══ DATASET RECORDS ══

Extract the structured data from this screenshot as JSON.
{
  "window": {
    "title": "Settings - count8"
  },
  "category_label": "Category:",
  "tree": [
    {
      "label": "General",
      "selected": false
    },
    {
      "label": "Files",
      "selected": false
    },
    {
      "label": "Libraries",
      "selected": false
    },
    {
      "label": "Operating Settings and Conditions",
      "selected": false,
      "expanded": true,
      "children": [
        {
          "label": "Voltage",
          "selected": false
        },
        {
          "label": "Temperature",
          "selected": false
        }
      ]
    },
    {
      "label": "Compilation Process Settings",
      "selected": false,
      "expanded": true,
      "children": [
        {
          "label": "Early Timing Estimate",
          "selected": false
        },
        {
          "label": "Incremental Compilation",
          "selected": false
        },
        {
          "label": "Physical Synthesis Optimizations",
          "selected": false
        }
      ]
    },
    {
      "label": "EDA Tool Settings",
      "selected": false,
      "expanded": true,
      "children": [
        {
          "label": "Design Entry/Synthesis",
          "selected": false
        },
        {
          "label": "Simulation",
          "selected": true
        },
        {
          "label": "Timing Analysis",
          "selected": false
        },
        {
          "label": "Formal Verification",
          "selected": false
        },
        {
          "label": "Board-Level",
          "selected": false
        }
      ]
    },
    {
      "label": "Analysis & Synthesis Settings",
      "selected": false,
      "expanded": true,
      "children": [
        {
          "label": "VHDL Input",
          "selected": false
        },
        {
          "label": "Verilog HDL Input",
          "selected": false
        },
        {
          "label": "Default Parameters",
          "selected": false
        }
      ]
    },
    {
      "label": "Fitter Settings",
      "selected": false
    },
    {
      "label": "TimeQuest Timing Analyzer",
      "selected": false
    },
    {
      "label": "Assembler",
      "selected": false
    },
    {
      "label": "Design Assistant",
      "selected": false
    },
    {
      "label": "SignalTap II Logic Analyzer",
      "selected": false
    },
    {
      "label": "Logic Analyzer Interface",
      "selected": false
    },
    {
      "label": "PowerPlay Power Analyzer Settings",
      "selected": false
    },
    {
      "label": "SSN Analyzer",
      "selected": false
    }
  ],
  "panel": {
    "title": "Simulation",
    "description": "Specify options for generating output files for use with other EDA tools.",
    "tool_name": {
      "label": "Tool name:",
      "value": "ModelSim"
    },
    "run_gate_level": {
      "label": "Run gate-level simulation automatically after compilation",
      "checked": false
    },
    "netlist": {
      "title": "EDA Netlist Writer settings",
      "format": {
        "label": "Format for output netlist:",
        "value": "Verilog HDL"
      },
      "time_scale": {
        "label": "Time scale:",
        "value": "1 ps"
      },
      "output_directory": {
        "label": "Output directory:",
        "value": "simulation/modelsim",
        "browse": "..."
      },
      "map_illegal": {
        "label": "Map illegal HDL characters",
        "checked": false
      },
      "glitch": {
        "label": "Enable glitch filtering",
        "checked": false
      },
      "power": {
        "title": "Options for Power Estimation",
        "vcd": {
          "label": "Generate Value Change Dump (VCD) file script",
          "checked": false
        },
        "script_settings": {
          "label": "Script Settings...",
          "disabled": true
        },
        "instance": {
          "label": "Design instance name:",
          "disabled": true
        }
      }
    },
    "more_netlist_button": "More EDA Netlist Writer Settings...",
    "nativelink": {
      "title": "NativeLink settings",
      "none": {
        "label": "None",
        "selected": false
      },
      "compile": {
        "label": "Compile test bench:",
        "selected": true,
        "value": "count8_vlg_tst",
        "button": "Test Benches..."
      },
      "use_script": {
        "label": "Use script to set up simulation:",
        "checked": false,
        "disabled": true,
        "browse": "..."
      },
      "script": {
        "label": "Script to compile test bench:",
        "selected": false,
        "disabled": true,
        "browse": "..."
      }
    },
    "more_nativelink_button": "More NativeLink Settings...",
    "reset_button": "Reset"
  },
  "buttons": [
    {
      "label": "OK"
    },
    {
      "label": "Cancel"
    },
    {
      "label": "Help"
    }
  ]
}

═══

— EXERCISE REQUIREMENTS —
Collect every line from the records above that contains the word "Timing".

— REPLY TO THE TASK —
          "label": "Early Timing Estimate",
          "label": "Timing Analysis",
      "label": "TimeQuest Timing Analyzer",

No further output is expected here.